(Stored data entries)
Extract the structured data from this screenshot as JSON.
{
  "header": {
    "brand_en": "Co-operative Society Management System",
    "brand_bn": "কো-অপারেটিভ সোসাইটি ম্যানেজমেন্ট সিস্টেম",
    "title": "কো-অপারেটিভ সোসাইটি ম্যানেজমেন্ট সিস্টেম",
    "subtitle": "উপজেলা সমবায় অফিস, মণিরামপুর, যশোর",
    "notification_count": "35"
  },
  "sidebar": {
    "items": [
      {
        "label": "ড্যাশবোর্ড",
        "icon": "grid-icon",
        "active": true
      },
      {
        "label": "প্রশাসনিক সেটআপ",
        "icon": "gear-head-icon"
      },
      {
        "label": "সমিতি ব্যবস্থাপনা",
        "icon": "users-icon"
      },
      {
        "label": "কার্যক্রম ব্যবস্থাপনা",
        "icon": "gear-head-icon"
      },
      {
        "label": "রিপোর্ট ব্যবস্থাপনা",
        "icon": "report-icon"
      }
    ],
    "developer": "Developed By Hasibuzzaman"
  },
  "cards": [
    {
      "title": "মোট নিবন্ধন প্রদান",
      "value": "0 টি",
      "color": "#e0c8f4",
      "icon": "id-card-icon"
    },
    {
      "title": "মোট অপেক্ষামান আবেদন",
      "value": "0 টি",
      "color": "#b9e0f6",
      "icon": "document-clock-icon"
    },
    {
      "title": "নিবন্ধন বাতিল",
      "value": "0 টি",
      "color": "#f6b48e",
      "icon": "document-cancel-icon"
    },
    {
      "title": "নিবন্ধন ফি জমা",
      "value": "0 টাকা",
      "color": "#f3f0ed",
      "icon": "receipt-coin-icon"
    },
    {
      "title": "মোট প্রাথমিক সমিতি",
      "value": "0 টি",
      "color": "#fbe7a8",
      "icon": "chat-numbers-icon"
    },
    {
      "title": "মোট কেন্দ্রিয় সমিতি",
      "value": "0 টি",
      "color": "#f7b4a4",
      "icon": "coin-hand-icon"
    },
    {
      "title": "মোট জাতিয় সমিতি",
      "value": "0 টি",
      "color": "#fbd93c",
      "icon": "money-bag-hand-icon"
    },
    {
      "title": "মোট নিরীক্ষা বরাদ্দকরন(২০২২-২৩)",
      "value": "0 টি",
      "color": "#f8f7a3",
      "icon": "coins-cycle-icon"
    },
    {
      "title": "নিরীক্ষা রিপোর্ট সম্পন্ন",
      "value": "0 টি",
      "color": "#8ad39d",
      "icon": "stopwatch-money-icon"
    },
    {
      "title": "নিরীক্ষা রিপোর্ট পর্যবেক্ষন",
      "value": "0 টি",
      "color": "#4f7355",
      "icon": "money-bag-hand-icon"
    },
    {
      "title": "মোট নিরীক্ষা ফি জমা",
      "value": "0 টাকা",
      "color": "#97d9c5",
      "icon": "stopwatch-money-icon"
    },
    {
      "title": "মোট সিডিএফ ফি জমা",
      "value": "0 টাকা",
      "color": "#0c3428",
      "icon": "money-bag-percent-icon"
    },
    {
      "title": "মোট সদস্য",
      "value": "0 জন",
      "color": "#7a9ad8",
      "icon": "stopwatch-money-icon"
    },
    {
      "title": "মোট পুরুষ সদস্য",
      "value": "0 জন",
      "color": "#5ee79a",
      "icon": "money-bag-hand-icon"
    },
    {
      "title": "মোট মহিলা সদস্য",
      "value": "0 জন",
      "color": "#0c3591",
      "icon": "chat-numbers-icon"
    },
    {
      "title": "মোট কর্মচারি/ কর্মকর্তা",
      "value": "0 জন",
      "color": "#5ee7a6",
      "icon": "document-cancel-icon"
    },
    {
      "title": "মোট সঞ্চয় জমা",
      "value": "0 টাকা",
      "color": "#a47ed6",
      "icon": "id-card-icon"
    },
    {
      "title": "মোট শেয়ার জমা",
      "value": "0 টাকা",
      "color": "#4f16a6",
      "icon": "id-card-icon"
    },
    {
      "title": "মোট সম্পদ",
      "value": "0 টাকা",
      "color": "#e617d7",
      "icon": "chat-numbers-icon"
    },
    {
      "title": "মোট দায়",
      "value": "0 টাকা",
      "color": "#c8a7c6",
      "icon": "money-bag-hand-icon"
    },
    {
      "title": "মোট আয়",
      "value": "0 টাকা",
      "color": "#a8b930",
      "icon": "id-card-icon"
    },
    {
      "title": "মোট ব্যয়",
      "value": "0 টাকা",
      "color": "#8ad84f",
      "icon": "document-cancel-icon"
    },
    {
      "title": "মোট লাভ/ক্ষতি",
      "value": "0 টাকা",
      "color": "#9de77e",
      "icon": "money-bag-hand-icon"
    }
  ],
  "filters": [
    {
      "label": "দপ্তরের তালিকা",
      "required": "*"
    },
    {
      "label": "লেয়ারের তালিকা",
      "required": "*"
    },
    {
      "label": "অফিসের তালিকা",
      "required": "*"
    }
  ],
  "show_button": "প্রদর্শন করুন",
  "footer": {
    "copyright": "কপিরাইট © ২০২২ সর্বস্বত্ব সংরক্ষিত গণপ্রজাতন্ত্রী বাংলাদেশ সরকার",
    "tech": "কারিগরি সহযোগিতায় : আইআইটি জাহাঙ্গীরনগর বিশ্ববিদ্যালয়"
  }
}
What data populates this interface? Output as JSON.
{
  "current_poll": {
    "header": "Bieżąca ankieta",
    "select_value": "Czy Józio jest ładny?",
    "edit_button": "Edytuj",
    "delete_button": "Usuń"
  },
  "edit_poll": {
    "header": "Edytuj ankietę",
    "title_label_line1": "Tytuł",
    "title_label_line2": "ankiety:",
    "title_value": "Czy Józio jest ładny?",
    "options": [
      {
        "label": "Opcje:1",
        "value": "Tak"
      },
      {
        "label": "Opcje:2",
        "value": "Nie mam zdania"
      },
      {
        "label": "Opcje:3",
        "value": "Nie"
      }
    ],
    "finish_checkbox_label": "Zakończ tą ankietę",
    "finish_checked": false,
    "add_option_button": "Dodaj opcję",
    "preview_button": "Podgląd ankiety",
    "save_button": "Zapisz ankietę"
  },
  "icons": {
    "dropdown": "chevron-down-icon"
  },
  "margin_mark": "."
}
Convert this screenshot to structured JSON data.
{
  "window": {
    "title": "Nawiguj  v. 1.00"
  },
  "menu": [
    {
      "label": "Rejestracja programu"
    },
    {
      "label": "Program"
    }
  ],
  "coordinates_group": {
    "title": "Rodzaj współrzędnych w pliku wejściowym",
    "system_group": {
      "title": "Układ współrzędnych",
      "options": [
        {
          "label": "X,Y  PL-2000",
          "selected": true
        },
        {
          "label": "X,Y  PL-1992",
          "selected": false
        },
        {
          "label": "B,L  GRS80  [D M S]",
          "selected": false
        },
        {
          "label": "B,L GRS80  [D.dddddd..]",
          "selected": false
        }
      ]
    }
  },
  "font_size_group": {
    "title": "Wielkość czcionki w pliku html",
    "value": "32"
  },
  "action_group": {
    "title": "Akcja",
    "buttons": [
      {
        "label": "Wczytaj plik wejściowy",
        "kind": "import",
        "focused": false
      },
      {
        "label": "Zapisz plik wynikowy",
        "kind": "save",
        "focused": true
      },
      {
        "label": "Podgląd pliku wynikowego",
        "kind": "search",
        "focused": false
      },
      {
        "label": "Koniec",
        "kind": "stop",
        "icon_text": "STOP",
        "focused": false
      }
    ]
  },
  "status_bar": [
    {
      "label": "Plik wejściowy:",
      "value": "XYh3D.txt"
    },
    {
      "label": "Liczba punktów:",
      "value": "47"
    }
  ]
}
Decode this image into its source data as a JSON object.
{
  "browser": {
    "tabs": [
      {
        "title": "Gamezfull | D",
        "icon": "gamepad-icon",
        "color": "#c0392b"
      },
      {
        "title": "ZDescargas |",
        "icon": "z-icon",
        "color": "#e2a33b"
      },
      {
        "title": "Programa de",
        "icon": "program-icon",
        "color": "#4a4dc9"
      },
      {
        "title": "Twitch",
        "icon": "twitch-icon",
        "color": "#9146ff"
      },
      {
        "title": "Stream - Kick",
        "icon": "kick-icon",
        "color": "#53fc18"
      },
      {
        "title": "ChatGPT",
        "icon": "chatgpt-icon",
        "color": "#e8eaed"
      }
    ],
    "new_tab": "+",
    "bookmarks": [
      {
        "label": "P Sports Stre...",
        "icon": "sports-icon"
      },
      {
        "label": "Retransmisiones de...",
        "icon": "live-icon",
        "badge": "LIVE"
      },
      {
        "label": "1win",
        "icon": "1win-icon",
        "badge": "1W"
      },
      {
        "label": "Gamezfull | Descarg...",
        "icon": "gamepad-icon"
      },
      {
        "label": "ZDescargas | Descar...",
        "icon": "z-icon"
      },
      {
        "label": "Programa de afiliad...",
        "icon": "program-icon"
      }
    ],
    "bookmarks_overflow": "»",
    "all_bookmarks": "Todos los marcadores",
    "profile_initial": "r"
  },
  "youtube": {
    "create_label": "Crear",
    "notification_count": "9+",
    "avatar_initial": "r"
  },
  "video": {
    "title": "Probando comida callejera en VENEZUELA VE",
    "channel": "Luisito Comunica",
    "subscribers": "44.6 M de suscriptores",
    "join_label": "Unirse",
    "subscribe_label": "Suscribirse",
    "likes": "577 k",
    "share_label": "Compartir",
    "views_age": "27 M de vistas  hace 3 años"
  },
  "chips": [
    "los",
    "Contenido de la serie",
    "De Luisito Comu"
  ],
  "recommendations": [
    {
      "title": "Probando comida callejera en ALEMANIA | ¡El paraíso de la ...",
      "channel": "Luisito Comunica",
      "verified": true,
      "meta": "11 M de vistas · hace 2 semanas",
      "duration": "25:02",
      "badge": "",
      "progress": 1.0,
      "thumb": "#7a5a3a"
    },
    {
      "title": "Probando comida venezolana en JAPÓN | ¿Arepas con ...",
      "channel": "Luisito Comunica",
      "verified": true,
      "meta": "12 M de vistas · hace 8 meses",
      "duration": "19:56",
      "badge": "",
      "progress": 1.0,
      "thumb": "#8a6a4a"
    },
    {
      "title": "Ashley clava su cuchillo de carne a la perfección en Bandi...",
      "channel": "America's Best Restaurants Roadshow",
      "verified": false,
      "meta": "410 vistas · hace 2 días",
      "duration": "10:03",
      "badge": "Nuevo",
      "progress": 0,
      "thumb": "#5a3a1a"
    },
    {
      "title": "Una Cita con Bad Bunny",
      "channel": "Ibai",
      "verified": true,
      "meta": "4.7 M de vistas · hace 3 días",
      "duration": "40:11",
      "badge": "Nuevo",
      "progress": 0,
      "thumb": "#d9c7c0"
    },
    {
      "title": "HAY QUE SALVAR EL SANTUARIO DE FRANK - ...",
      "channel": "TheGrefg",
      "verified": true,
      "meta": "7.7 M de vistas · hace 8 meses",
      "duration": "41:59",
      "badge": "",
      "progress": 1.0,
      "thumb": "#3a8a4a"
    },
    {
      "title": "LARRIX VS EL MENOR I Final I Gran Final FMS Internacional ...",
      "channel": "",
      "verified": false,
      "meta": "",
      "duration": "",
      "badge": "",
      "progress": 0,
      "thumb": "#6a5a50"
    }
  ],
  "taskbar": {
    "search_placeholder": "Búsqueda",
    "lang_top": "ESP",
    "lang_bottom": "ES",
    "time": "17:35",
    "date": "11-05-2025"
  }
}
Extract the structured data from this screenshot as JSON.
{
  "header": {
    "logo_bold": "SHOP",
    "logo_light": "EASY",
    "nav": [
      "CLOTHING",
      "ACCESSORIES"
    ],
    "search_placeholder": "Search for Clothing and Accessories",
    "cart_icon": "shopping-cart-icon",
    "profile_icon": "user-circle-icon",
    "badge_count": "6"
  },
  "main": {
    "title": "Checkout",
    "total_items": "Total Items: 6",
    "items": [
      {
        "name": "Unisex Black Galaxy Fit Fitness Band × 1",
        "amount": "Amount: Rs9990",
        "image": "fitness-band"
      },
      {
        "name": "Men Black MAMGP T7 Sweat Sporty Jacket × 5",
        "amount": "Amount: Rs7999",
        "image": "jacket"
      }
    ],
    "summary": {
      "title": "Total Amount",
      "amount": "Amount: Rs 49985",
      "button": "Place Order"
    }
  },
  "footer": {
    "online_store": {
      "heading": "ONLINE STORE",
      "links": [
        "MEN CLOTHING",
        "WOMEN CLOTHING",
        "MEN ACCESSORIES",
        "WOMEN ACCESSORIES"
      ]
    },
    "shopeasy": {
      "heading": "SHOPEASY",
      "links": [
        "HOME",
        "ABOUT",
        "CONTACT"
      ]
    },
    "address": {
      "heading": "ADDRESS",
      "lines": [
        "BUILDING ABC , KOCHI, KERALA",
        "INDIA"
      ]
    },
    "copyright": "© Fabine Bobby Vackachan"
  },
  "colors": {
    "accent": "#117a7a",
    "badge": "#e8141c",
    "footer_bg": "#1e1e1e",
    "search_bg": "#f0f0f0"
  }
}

Task description >>
Tally up the lines with the word "Probando" in them, and answer with that number by itself.

Problem solution >>
3